Reproduce the lines of the listing below without any change, from the line with "Enumerate the UI" to the line with "23, 54, 37]", including both of those lines.

= Data shown =
>> Start

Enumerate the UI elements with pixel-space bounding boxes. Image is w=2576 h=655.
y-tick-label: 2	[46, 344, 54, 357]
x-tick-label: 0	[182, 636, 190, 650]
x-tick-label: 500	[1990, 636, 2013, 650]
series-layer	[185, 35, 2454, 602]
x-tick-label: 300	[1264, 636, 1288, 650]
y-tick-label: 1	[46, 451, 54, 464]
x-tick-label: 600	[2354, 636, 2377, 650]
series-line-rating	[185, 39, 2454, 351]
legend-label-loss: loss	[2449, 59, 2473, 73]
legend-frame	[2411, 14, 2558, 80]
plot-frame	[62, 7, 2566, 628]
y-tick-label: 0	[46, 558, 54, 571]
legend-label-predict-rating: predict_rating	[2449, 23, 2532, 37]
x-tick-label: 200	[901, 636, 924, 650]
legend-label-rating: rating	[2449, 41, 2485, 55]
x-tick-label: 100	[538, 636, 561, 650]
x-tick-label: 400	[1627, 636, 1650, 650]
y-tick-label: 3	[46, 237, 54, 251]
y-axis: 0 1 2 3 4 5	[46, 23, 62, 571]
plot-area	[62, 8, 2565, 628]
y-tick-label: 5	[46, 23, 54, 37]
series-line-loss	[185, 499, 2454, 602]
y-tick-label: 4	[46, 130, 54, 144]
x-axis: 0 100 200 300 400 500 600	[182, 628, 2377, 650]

>> End
>> Start

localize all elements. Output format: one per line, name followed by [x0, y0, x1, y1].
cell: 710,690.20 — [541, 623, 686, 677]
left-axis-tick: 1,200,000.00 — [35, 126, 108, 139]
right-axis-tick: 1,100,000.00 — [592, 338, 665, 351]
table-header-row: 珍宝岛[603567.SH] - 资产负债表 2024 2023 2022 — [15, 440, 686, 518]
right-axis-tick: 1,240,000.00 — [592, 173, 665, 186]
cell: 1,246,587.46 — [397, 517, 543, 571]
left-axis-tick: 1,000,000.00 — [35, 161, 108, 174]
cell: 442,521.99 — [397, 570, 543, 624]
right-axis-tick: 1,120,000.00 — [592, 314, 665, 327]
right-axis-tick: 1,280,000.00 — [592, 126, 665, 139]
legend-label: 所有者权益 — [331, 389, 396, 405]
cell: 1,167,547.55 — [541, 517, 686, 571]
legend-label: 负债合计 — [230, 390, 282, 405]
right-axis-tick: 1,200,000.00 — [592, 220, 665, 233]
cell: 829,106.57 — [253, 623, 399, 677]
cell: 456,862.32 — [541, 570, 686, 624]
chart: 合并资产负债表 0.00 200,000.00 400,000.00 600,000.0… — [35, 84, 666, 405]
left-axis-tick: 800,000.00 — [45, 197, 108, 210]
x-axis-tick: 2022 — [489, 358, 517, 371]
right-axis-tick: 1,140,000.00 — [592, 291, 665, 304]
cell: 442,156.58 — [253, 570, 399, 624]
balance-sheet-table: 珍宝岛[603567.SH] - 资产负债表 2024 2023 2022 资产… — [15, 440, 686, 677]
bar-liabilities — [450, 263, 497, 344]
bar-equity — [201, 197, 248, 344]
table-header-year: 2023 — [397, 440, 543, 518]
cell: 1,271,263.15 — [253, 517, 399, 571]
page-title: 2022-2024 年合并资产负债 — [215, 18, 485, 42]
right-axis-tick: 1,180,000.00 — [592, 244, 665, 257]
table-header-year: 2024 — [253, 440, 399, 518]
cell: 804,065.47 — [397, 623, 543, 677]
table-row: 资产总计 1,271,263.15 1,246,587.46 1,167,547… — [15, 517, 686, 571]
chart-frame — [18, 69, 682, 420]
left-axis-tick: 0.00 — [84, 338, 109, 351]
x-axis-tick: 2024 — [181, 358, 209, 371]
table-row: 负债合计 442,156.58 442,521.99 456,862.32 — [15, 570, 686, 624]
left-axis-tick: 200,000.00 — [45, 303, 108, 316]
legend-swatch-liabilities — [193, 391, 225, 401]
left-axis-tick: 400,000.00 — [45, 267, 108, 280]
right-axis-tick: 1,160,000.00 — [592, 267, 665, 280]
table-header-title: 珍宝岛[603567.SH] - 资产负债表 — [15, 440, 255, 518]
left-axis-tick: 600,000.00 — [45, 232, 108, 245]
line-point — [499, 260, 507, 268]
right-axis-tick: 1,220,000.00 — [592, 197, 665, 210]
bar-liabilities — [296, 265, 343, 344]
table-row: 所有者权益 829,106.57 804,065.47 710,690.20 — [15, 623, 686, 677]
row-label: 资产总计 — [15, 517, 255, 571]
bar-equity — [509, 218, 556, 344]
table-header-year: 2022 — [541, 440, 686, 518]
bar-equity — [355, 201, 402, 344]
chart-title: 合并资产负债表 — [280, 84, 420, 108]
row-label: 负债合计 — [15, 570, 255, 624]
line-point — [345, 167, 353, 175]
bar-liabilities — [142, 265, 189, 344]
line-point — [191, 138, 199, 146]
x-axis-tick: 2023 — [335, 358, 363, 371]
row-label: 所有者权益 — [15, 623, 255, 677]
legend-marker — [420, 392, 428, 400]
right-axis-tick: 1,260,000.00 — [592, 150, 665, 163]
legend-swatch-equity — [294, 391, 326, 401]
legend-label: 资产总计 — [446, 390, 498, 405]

>> End

= In response =
Enumerate the UI elements with pixel-space bounding boxes. Image is w=2576 h=655.
y-tick-label: 2	[46, 344, 54, 357]
x-tick-label: 0	[182, 636, 190, 650]
x-tick-label: 500	[1990, 636, 2013, 650]
series-layer	[185, 35, 2454, 602]
x-tick-label: 300	[1264, 636, 1288, 650]
y-tick-label: 1	[46, 451, 54, 464]
x-tick-label: 600	[2354, 636, 2377, 650]
series-line-rating	[185, 39, 2454, 351]
legend-label-loss: loss	[2449, 59, 2473, 73]
legend-frame	[2411, 14, 2558, 80]
plot-frame	[62, 7, 2566, 628]
y-tick-label: 0	[46, 558, 54, 571]
legend-label-predict-rating: predict_rating	[2449, 23, 2532, 37]
x-tick-label: 200	[901, 636, 924, 650]
legend-label-rating: rating	[2449, 41, 2485, 55]
x-tick-label: 100	[538, 636, 561, 650]
x-tick-label: 400	[1627, 636, 1650, 650]
y-tick-label: 3	[46, 237, 54, 251]
y-axis: 0 1 2 3 4 5	[46, 23, 62, 571]
plot-area	[62, 8, 2565, 628]
y-tick-label: 5	[46, 23, 54, 37]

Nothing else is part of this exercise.